• **ENTRIES PROVIDED**
● ● ● ● ● ● ●

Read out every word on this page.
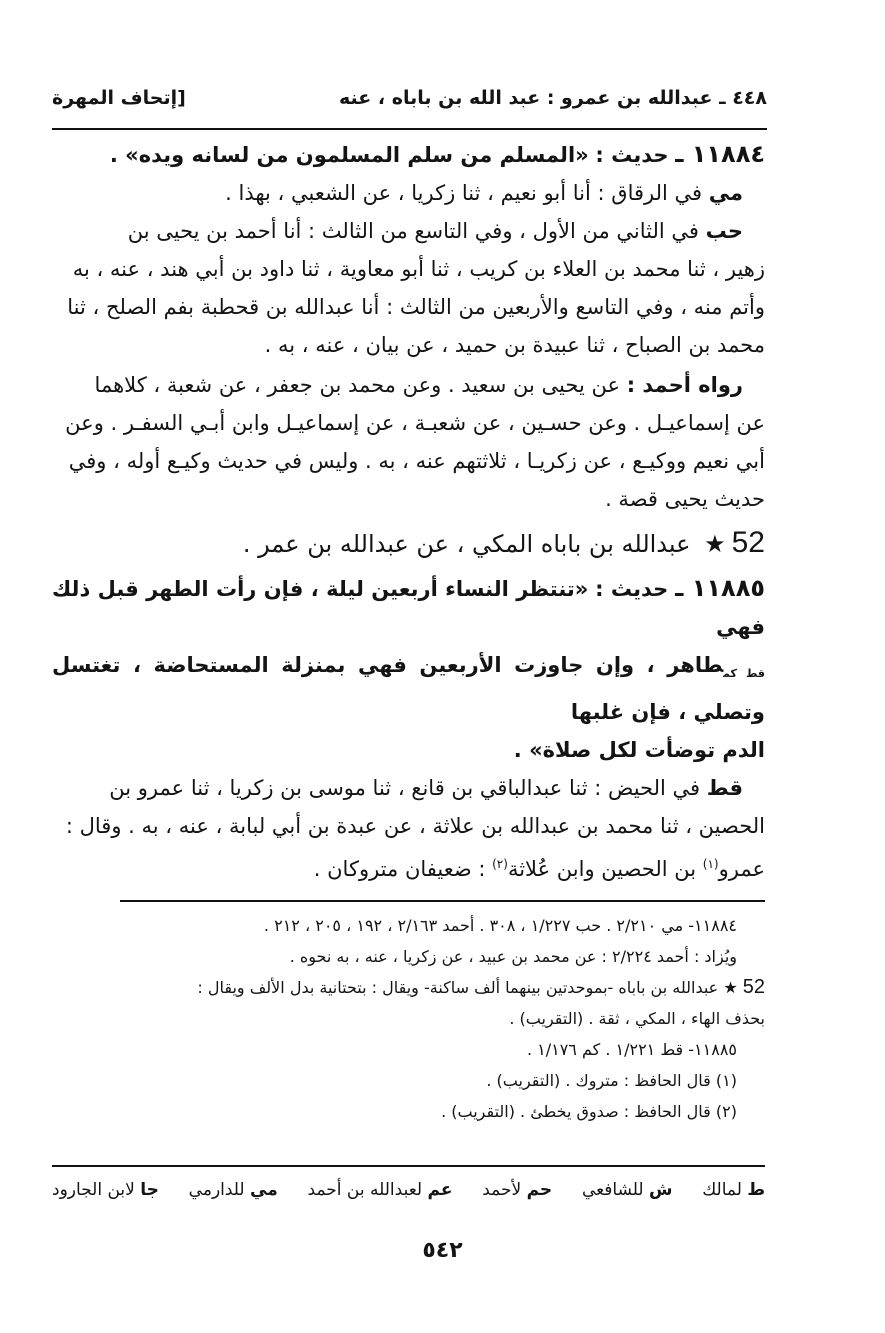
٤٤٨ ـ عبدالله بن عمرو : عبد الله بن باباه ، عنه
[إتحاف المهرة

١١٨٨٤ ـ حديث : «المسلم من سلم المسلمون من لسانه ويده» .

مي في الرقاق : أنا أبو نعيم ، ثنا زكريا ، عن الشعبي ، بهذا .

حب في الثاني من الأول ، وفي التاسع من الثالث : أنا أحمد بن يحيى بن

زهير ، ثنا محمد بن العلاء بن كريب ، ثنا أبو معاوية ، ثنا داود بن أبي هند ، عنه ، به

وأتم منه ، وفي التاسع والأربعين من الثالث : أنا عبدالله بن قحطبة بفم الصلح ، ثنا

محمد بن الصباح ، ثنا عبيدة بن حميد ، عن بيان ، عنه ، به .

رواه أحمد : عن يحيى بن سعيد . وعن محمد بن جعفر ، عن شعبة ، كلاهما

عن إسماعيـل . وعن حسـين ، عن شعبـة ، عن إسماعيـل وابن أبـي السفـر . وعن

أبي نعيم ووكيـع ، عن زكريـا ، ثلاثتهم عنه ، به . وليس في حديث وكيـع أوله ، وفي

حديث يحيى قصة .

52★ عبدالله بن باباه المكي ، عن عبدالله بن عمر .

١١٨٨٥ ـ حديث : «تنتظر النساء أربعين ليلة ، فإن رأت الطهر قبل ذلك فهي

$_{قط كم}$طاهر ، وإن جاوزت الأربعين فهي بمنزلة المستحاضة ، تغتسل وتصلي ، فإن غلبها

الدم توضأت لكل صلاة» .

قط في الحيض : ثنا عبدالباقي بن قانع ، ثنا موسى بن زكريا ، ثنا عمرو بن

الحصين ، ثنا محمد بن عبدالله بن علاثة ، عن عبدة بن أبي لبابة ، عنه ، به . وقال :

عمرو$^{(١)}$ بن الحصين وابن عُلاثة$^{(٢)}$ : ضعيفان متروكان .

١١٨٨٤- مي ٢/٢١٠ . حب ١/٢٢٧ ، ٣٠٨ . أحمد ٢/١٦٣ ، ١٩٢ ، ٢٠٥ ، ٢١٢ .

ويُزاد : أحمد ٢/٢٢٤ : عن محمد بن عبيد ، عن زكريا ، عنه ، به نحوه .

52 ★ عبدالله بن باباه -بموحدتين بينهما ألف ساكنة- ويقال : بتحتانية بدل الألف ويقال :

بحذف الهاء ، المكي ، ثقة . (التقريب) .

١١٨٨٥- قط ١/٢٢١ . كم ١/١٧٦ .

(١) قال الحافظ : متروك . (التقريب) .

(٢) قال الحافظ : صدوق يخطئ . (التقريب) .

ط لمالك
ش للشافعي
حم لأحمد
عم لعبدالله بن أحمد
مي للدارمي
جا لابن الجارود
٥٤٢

● ● ● ● ● ● ●

• **THE TASK**
Copy out every line of the data that includes the word "يحيى".

• **CORRECT ANSWER**
حب في الثاني من الأول ، وفي التاسع من الثالث : أنا أحمد بن يحيى بن
رواه أحمد : عن يحيى بن سعيد . وعن محمد بن جعفر ، عن شعبة ، كلاهما
حديث يحيى قصة .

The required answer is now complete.